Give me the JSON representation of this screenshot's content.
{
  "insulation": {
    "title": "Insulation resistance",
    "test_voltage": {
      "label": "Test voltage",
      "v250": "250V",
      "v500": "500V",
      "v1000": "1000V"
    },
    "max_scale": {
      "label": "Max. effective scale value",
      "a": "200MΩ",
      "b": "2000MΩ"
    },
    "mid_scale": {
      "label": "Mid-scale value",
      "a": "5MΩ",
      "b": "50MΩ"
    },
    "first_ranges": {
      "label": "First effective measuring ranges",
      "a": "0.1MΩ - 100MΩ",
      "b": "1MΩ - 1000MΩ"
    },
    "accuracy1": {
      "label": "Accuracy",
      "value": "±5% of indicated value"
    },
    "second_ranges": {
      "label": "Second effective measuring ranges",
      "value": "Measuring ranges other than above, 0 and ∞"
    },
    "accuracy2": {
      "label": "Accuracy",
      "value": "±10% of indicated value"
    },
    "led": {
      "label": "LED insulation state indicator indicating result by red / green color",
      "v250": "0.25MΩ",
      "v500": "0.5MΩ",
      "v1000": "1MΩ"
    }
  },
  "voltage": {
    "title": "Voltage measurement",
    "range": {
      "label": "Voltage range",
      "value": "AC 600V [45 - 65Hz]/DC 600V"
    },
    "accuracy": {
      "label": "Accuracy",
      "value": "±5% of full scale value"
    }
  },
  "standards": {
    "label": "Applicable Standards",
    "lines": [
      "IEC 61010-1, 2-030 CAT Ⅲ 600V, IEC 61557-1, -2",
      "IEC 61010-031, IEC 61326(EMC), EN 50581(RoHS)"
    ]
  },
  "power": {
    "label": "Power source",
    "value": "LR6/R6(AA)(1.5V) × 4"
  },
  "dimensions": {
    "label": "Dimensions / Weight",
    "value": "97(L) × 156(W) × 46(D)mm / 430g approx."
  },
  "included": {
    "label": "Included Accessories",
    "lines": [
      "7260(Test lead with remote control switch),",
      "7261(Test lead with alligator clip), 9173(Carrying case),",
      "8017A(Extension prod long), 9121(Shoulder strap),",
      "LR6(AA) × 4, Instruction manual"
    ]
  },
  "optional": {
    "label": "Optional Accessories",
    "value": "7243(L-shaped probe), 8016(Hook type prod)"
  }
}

^^^^

• EXERCISE OBJECTIVE
Every record above should be output exactly.

• REPLY TO THE TASK
Give me the JSON representation of this screenshot's content.
{
  "insulation": {
    "title": "Insulation resistance",
    "test_voltage": {
      "label": "Test voltage",
      "v250": "250V",
      "v500": "500V",
      "v1000": "1000V"
    },
    "max_scale": {
      "label": "Max. effective scale value",
      "a": "200MΩ",
      "b": "2000MΩ"
    },
    "mid_scale": {
      "label": "Mid-scale value",
      "a": "5MΩ",
      "b": "50MΩ"
    },
    "first_ranges": {
      "label": "First effective measuring ranges",
      "a": "0.1MΩ - 100MΩ",
      "b": "1MΩ - 1000MΩ"
    },
    "accuracy1": {
      "label": "Accuracy",
      "value": "±5% of indicated value"
    },
    "second_ranges": {
      "label": "Second effective measuring ranges",
      "value": "Measuring ranges other than above, 0 and ∞"
    },
    "accuracy2": {
      "label": "Accuracy",
      "value": "±10% of indicated value"
    },
    "led": {
      "label": "LED insulation state indicator indicating result by red / green color",
      "v250": "0.25MΩ",
      "v500": "0.5MΩ",
      "v1000": "1MΩ"
    }
  },
  "voltage": {
    "title": "Voltage measurement",
    "range": {
      "label": "Voltage range",
      "value": "AC 600V [45 - 65Hz]/DC 600V"
    },
    "accuracy": {
      "label": "Accuracy",
      "value": "±5% of full scale value"
    }
  },
  "standards": {
    "label": "Applicable Standards",
    "lines": [
      "IEC 61010-1, 2-030 CAT Ⅲ 600V, IEC 61557-1, -2",
      "IEC 61010-031, IEC 61326(EMC), EN 50581(RoHS)"
    ]
  },
  "power": {
    "label": "Power source",
    "value": "LR6/R6(AA)(1.5V) × 4"
  },
  "dimensions": {
    "label": "Dimensions / Weight",
    "value": "97(L) × 156(W) × 46(D)mm / 430g approx."
  },
  "included": {
    "label": "Included Accessories",
    "lines": [
      "7260(Test lead with remote control switch),",
      "7261(Test lead with alligator clip), 9173(Carrying case),",
      "8017A(Extension prod long), 9121(Shoulder strap),",
      "LR6(AA) × 4, Instruction manual"
    ]
  },
  "optional": {
    "label": "Optional Accessories",
    "value": "7243(L-shaped probe), 8016(Hook type prod)"
  }
}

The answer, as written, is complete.